══ Data provided ══
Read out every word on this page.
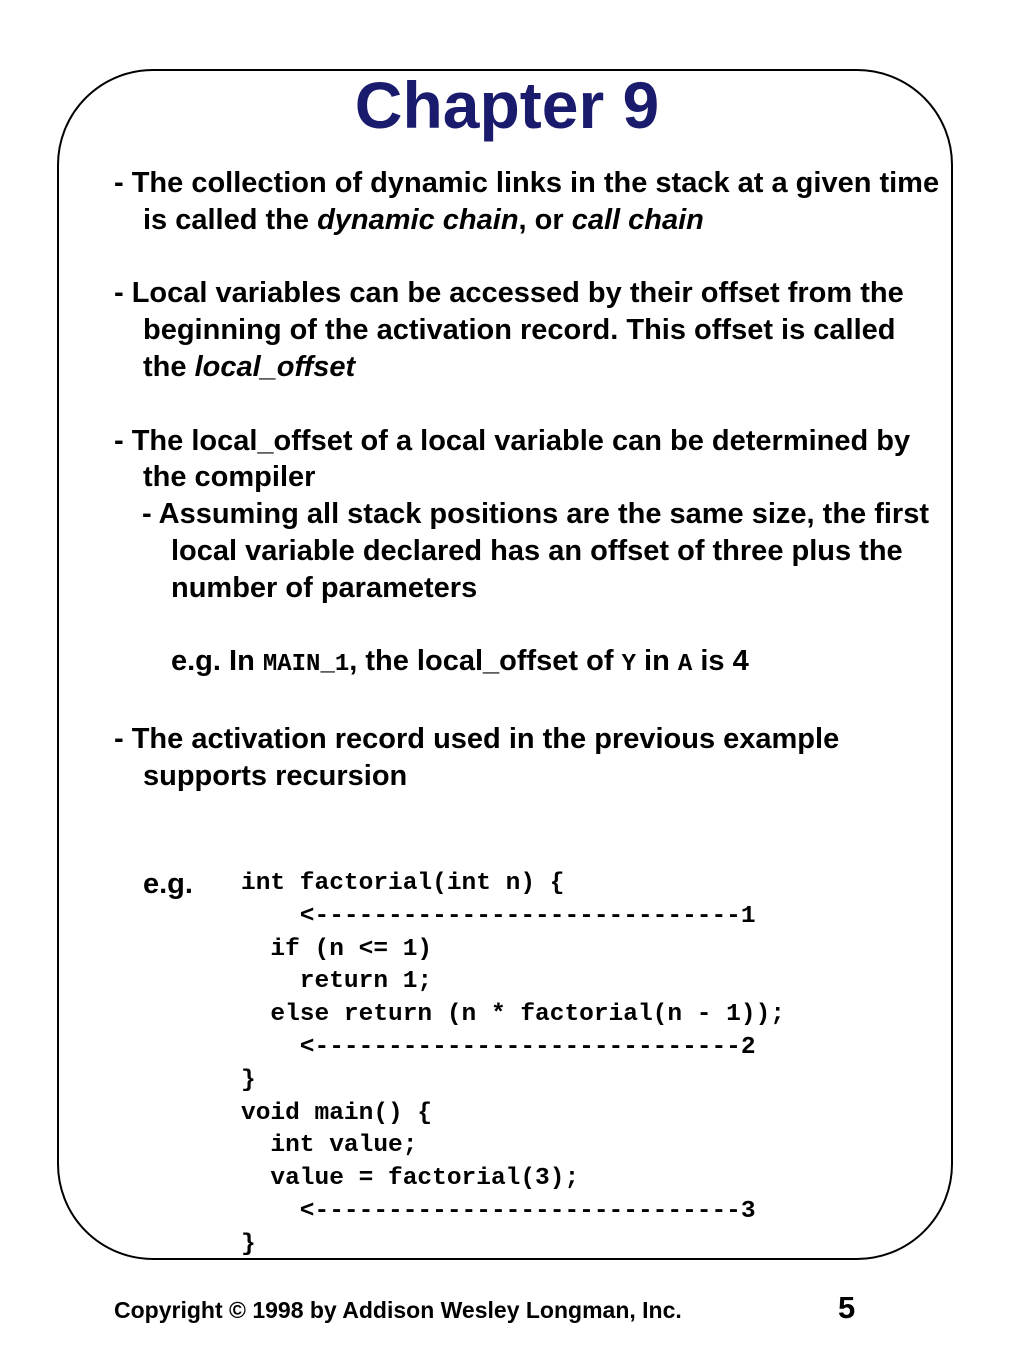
Chapter 9

- The collection of dynamic links in the stack at a given time is called the dynamic chain, or call chain

- Local variables can be accessed by their offset from the beginning of the activation record. This offset is called the local_offset

- The local_offset of a local variable can be determined by the compiler

- Assuming all stack positions are the same size, the first local variable declared has an offset of three plus the number of parameters

e.g. In MAIN_1, the local_offset of Y in A is 4

- The activation record used in the previous example supports recursion

e.g. int factorial(int n) {
<-----------------------------1
if (n <= 1)
return 1;
else return (n * factorial(n - 1));
<-----------------------------2
}
void main() {
int value;
value = factorial(3);
<-----------------------------3
}
Copyright © 1998 by Addison Wesley Longman, Inc.	5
═══
(Exercise description) Repeat each entry exactly. Pictures do not belong in the copy.

(Task response)
Read out every word on this page.
Chapter 9

- The collection of dynamic links in the stack at a given time is called the dynamic chain, or call chain

- Local variables can be accessed by their offset from the beginning of the activation record. This offset is called the local_offset

- The local_offset of a local variable can be determined by the compiler

- Assuming all stack positions are the same size, the first local variable declared has an offset of three plus the number of parameters

e.g. In MAIN_1, the local_offset of Y in A is 4

- The activation record used in the previous example supports recursion

e.g. int factorial(int n) {
<-----------------------------1
if (n <= 1)
return 1;
else return (n * factorial(n - 1));
<-----------------------------2
}
void main() {
int value;
value = factorial(3);
<-----------------------------3
}
Copyright © 1998 by Addison Wesley Longman, Inc.	5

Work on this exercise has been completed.